**What is expected**
The records that follow must be repeated verbatim, every one of them.

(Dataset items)
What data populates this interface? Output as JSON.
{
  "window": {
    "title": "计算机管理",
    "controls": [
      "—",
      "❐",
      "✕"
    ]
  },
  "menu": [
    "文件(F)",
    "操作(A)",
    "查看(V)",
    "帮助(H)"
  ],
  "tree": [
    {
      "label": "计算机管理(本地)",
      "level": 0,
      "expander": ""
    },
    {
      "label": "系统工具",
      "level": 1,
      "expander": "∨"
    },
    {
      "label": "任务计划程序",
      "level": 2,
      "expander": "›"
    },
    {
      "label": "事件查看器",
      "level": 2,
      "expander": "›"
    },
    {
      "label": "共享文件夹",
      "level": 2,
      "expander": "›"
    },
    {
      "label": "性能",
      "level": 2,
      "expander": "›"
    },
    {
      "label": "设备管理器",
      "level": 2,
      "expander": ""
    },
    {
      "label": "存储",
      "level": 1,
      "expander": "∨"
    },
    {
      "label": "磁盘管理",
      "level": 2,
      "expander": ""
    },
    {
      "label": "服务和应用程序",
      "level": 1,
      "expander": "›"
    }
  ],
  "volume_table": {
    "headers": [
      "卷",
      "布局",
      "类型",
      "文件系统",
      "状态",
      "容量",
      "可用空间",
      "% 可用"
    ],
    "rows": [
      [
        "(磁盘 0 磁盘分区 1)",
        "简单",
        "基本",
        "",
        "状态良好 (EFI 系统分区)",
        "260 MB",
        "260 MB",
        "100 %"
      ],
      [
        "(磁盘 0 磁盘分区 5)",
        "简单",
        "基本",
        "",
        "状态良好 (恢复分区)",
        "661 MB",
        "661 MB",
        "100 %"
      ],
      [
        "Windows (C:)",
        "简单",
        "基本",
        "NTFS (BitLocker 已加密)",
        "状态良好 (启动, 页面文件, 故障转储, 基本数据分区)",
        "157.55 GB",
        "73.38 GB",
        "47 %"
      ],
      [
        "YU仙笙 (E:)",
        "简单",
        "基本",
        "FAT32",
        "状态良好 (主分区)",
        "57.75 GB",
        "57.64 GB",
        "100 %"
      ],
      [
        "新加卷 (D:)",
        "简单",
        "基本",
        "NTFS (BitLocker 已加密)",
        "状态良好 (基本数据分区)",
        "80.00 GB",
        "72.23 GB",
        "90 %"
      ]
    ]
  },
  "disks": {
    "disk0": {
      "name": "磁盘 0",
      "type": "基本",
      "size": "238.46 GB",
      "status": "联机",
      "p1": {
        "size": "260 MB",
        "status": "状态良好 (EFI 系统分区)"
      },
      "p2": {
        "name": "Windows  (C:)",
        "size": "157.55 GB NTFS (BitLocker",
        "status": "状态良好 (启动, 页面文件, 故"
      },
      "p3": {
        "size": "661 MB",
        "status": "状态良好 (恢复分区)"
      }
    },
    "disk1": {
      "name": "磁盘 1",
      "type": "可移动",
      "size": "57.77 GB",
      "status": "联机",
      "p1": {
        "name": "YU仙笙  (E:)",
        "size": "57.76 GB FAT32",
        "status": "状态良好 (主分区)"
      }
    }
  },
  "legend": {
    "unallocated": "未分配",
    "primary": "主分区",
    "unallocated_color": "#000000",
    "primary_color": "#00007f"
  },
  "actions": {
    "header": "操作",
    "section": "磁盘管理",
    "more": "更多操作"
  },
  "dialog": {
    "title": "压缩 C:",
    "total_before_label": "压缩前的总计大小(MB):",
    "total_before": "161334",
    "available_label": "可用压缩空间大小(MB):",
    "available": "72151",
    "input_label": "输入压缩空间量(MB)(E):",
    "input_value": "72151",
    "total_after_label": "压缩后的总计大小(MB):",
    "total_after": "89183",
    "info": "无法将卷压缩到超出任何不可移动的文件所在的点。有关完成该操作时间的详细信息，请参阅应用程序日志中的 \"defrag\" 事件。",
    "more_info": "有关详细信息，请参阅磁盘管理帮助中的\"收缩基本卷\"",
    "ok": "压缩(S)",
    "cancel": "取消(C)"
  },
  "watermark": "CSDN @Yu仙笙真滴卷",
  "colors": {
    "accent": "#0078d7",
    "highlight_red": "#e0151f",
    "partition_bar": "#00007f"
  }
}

**Task answer**
What data populates this interface? Output as JSON.
{
  "window": {
    "title": "计算机管理",
    "controls": [
      "—",
      "❐",
      "✕"
    ]
  },
  "menu": [
    "文件(F)",
    "操作(A)",
    "查看(V)",
    "帮助(H)"
  ],
  "tree": [
    {
      "label": "计算机管理(本地)",
      "level": 0,
      "expander": ""
    },
    {
      "label": "系统工具",
      "level": 1,
      "expander": "∨"
    },
    {
      "label": "任务计划程序",
      "level": 2,
      "expander": "›"
    },
    {
      "label": "事件查看器",
      "level": 2,
      "expander": "›"
    },
    {
      "label": "共享文件夹",
      "level": 2,
      "expander": "›"
    },
    {
      "label": "性能",
      "level": 2,
      "expander": "›"
    },
    {
      "label": "设备管理器",
      "level": 2,
      "expander": ""
    },
    {
      "label": "存储",
      "level": 1,
      "expander": "∨"
    },
    {
      "label": "磁盘管理",
      "level": 2,
      "expander": ""
    },
    {
      "label": "服务和应用程序",
      "level": 1,
      "expander": "›"
    }
  ],
  "volume_table": {
    "headers": [
      "卷",
      "布局",
      "类型",
      "文件系统",
      "状态",
      "容量",
      "可用空间",
      "% 可用"
    ],
    "rows": [
      [
        "(磁盘 0 磁盘分区 1)",
        "简单",
        "基本",
        "",
        "状态良好 (EFI 系统分区)",
        "260 MB",
        "260 MB",
        "100 %"
      ],
      [
        "(磁盘 0 磁盘分区 5)",
        "简单",
        "基本",
        "",
        "状态良好 (恢复分区)",
        "661 MB",
        "661 MB",
        "100 %"
      ],
      [
        "Windows (C:)",
        "简单",
        "基本",
        "NTFS (BitLocker 已加密)",
        "状态良好 (启动, 页面文件, 故障转储, 基本数据分区)",
        "157.55 GB",
        "73.38 GB",
        "47 %"
      ],
      [
        "YU仙笙 (E:)",
        "简单",
        "基本",
        "FAT32",
        "状态良好 (主分区)",
        "57.75 GB",
        "57.64 GB",
        "100 %"
      ],
      [
        "新加卷 (D:)",
        "简单",
        "基本",
        "NTFS (BitLocker 已加密)",
        "状态良好 (基本数据分区)",
        "80.00 GB",
        "72.23 GB",
        "90 %"
      ]
    ]
  },
  "disks": {
    "disk0": {
      "name": "磁盘 0",
      "type": "基本",
      "size": "238.46 GB",
      "status": "联机",
      "p1": {
        "size": "260 MB",
        "status": "状态良好 (EFI 系统分区)"
      },
      "p2": {
        "name": "Windows  (C:)",
        "size": "157.55 GB NTFS (BitLocker",
        "status": "状态良好 (启动, 页面文件, 故"
      },
      "p3": {
        "size": "661 MB",
        "status": "状态良好 (恢复分区)"
      }
    },
    "disk1": {
      "name": "磁盘 1",
      "type": "可移动",
      "size": "57.77 GB",
      "status": "联机",
      "p1": {
        "name": "YU仙笙  (E:)",
        "size": "57.76 GB FAT32",
        "status": "状态良好 (主分区)"
      }
    }
  },
  "legend": {
    "unallocated": "未分配",
    "primary": "主分区",
    "unallocated_color": "#000000",
    "primary_color": "#00007f"
  },
  "actions": {
    "header": "操作",
    "section": "磁盘管理",
    "more": "更多操作"
  },
  "dialog": {
    "title": "压缩 C:",
    "total_before_label": "压缩前的总计大小(MB):",
    "total_before": "161334",
    "available_label": "可用压缩空间大小(MB):",
    "available": "72151",
    "input_label": "输入压缩空间量(MB)(E):",
    "input_value": "72151",
    "total_after_label": "压缩后的总计大小(MB):",
    "total_after": "89183",
    "info": "无法将卷压缩到超出任何不可移动的文件所在的点。有关完成该操作时间的详细信息，请参阅应用程序日志中的 \"defrag\" 事件。",
    "more_info": "有关详细信息，请参阅磁盘管理帮助中的\"收缩基本卷\"",
    "ok": "压缩(S)",
    "cancel": "取消(C)"
  },
  "watermark": "CSDN @Yu仙笙真滴卷",
  "colors": {
    "accent": "#0078d7",
    "highlight_red": "#e0151f",
    "partition_bar": "#00007f"
  }
}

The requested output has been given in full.